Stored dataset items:
━━━━━━━━━━━━━━━━━━━━

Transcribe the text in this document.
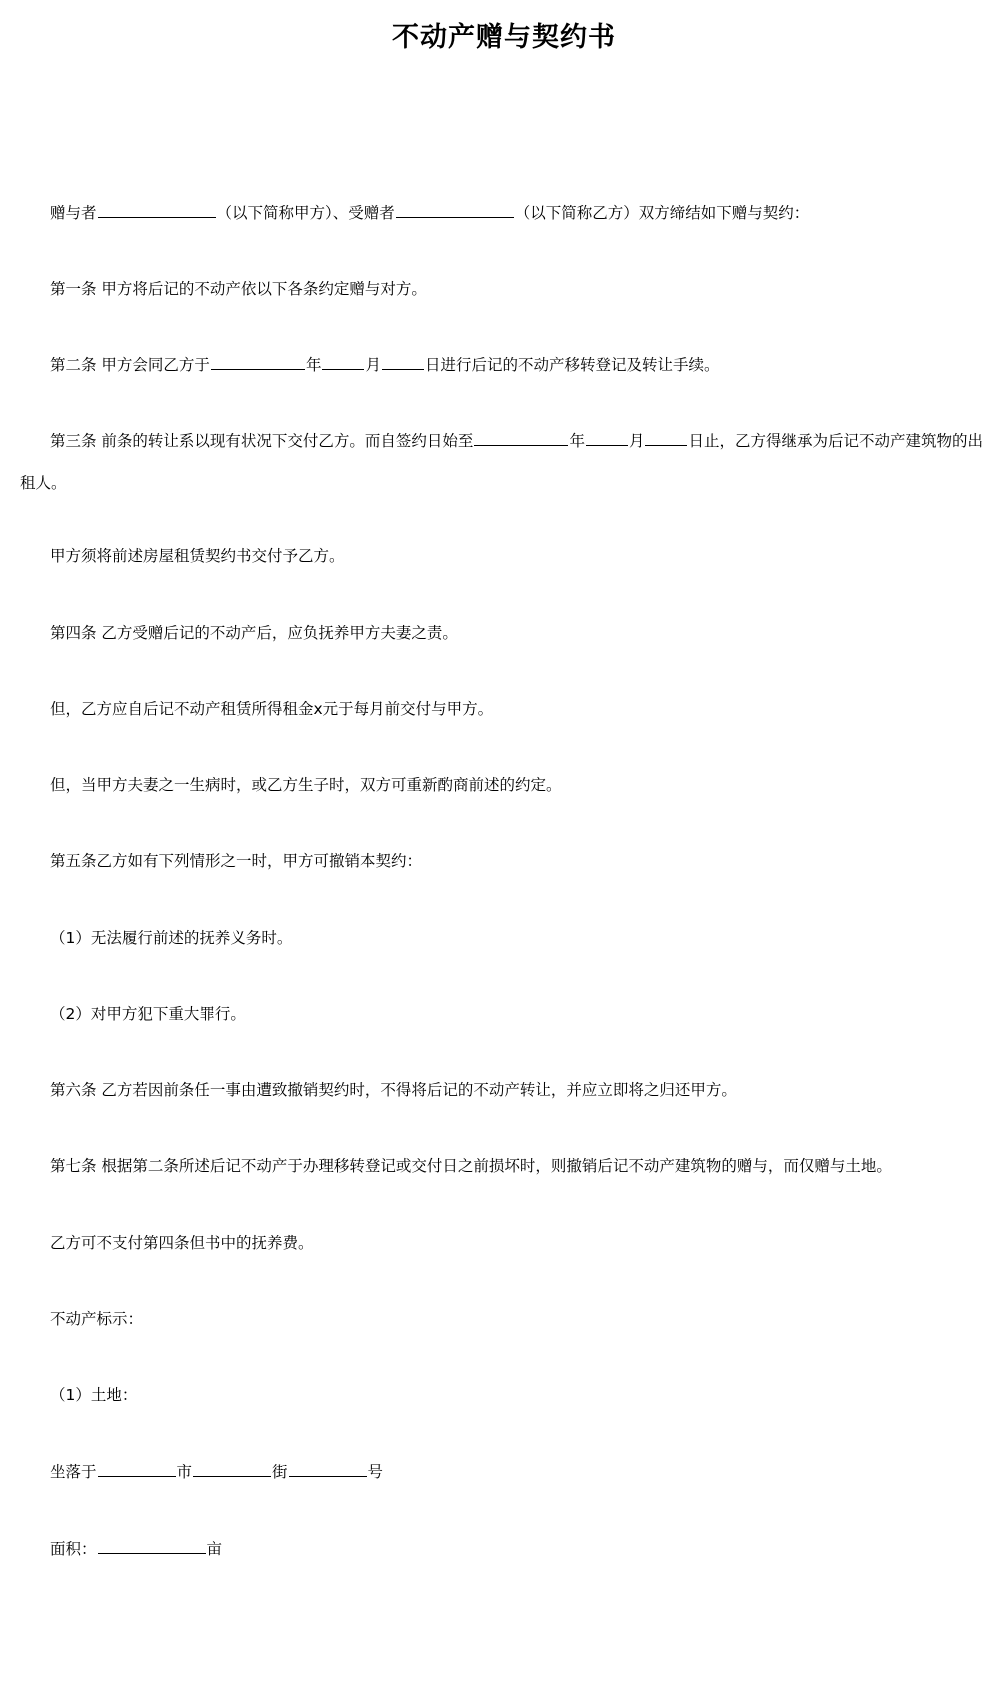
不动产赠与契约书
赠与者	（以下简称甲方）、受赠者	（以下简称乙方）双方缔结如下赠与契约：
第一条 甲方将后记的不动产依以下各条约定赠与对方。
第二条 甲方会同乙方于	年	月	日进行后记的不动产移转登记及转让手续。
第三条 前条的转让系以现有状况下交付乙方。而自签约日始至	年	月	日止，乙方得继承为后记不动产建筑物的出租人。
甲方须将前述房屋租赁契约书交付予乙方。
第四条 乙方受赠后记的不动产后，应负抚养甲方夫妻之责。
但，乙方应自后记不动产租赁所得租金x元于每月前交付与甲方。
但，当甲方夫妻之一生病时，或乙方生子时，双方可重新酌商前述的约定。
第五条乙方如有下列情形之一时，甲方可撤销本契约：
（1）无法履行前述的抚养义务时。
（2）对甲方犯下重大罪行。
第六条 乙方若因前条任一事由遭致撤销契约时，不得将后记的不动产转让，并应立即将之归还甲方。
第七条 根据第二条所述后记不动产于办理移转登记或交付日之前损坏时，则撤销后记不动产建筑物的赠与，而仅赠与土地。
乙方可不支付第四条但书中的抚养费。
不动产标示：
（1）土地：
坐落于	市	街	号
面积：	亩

━━━━━━━━━━━━━━━━━━━━

Extract the full listing above verbatim; pictures are to be left out of the copy.

* CORRECT RESPONSE
Transcribe the text in this document.
不动产赠与契约书
赠与者	（以下简称甲方）、受赠者	（以下简称乙方）双方缔结如下赠与契约：
第一条 甲方将后记的不动产依以下各条约定赠与对方。
第二条 甲方会同乙方于	年	月	日进行后记的不动产移转登记及转让手续。
第三条 前条的转让系以现有状况下交付乙方。而自签约日始至	年	月	日止，乙方得继承为后记不动产建筑物的出租人。
甲方须将前述房屋租赁契约书交付予乙方。
第四条 乙方受赠后记的不动产后，应负抚养甲方夫妻之责。
但，乙方应自后记不动产租赁所得租金x元于每月前交付与甲方。
但，当甲方夫妻之一生病时，或乙方生子时，双方可重新酌商前述的约定。
第五条乙方如有下列情形之一时，甲方可撤销本契约：
（1）无法履行前述的抚养义务时。
（2）对甲方犯下重大罪行。
第六条 乙方若因前条任一事由遭致撤销契约时，不得将后记的不动产转让，并应立即将之归还甲方。
第七条 根据第二条所述后记不动产于办理移转登记或交付日之前损坏时，则撤销后记不动产建筑物的赠与，而仅赠与土地。
乙方可不支付第四条但书中的抚养费。
不动产标示：
（1）土地：
坐落于	市	街	号
面积：	亩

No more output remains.